◆ **WHAT YOU ARE ASKED TO DO**
Gather all lines in the data that hold the string "Documentation".

◆ **DATA RECORDS**
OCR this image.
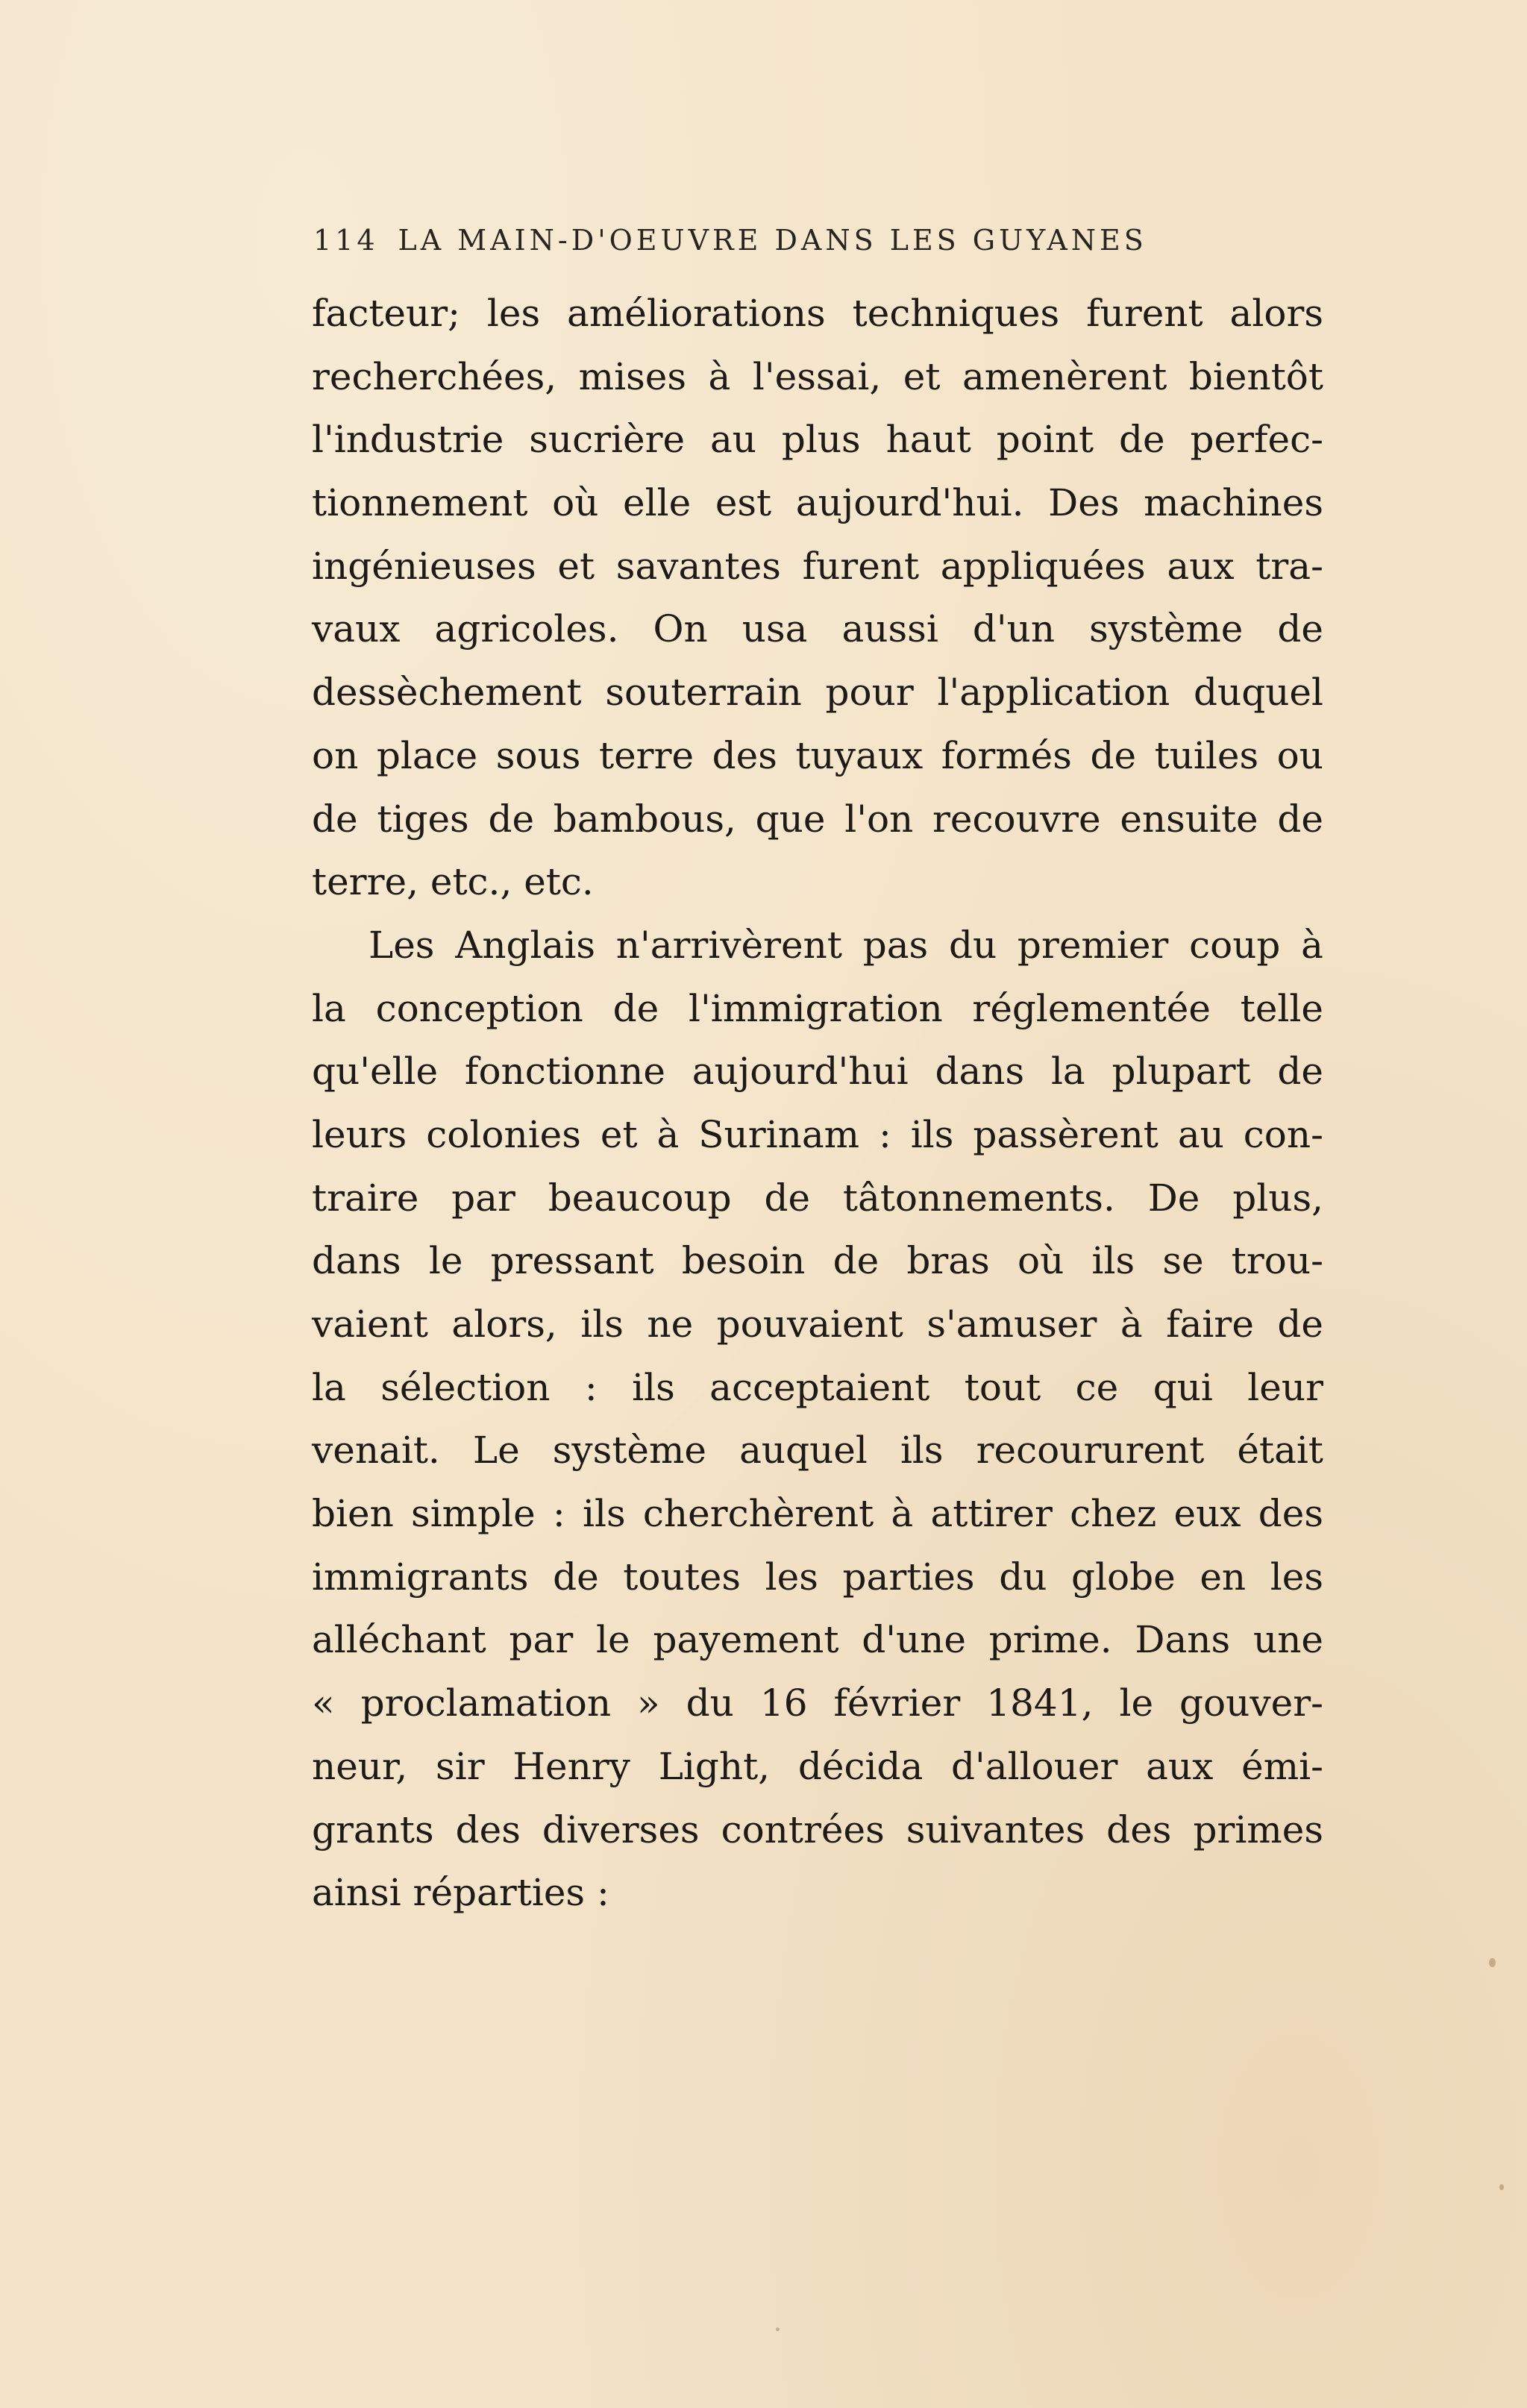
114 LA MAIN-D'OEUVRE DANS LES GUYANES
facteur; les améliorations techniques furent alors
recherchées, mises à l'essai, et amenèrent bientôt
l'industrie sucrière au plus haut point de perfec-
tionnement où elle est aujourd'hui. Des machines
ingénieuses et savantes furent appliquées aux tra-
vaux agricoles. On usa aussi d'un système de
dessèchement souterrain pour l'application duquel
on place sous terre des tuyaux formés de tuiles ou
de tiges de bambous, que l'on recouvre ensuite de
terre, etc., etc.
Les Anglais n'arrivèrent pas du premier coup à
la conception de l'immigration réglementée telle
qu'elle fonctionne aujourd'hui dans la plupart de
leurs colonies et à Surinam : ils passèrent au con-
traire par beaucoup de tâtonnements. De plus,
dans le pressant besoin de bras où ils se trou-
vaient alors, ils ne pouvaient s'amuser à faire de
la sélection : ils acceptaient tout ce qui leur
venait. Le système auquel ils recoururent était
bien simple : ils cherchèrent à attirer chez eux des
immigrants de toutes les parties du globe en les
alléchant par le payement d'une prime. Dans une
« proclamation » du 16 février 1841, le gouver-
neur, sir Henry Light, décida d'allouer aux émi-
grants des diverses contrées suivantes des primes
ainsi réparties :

---

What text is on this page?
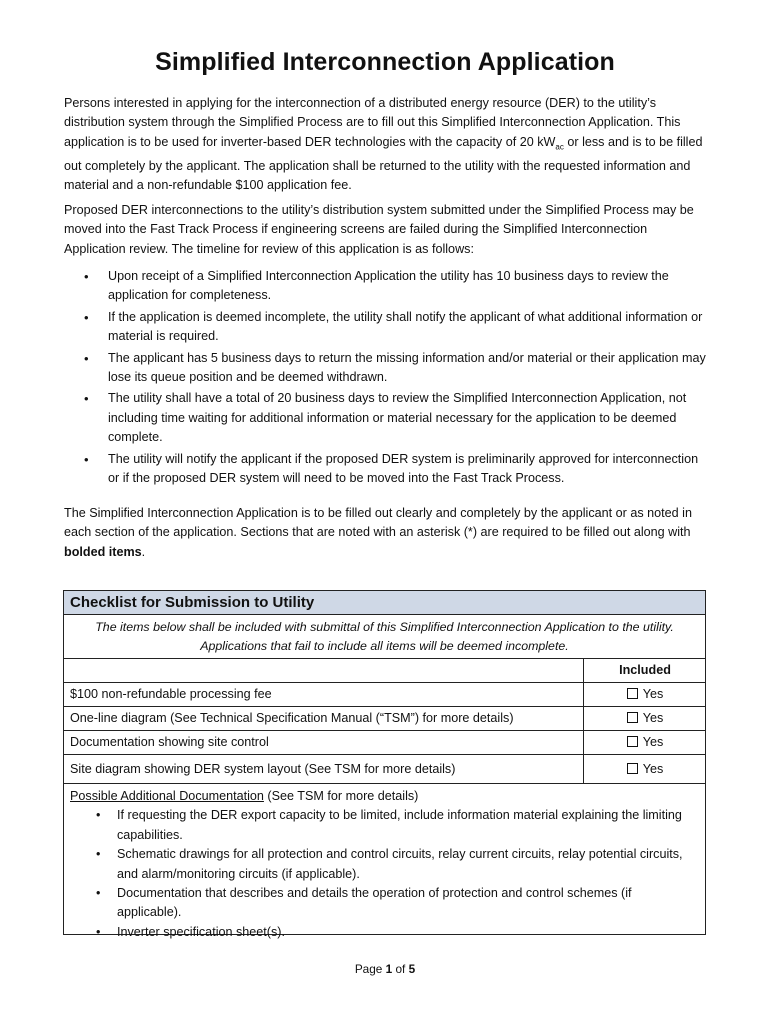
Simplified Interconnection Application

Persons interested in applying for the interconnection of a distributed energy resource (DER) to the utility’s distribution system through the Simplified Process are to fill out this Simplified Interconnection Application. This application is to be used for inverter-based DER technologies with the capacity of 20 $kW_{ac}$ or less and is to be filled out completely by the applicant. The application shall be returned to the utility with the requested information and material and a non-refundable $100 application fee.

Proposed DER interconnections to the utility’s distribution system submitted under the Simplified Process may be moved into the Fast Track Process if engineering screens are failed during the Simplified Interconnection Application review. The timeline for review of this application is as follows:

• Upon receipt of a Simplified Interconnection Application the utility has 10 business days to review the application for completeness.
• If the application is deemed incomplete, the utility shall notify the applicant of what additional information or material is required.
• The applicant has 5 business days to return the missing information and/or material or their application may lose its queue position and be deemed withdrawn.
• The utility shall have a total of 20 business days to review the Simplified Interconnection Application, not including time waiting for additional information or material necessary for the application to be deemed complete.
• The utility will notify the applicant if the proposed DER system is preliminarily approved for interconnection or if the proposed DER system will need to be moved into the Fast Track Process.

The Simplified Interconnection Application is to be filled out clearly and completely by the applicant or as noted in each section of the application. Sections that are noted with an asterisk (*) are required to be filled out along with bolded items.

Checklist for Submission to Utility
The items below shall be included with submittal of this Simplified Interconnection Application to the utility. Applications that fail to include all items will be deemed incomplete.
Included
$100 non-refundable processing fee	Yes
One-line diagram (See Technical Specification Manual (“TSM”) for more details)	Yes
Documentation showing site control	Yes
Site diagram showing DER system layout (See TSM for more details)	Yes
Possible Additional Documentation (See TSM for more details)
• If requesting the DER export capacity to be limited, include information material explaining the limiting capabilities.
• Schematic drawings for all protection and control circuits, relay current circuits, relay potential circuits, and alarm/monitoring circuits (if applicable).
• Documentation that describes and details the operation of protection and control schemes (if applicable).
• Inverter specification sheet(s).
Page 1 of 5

--

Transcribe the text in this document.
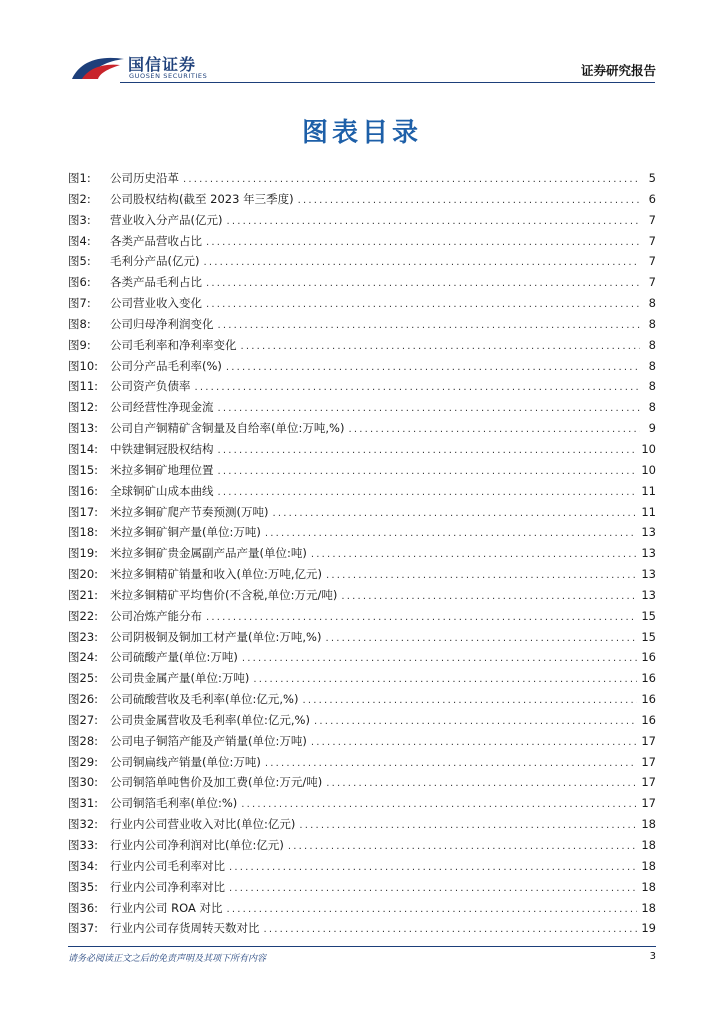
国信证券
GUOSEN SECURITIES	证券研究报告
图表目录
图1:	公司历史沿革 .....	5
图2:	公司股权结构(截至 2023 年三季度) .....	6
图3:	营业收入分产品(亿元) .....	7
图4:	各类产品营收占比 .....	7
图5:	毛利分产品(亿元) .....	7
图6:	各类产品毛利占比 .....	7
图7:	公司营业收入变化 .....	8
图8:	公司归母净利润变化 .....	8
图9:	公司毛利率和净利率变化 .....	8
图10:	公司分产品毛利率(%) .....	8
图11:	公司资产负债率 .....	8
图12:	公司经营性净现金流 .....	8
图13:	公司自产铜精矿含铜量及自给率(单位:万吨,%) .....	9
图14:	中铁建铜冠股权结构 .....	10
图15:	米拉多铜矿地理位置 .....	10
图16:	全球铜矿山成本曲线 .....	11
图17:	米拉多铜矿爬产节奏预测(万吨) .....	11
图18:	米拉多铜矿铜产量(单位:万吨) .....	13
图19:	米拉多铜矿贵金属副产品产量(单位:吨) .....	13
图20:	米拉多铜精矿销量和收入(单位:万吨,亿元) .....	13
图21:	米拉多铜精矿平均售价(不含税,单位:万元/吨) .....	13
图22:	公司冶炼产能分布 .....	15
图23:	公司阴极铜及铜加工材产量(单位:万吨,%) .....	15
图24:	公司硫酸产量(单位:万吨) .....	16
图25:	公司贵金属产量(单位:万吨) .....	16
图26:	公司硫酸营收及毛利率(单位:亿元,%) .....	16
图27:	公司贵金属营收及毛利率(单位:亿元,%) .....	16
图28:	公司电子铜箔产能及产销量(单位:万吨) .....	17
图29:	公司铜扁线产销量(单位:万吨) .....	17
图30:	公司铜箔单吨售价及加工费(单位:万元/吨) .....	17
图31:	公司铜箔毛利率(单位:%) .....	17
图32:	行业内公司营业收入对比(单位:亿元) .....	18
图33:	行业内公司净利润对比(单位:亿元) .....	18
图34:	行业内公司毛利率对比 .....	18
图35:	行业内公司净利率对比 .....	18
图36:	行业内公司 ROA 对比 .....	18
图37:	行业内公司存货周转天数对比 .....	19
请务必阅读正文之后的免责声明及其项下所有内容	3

◆ **CORRECT RESULT**
Documentation showing site control	Yes
Possible Additional Documentation (See TSM for more details)
• Documentation that describes and details the operation of protection and control schemes (if applicable).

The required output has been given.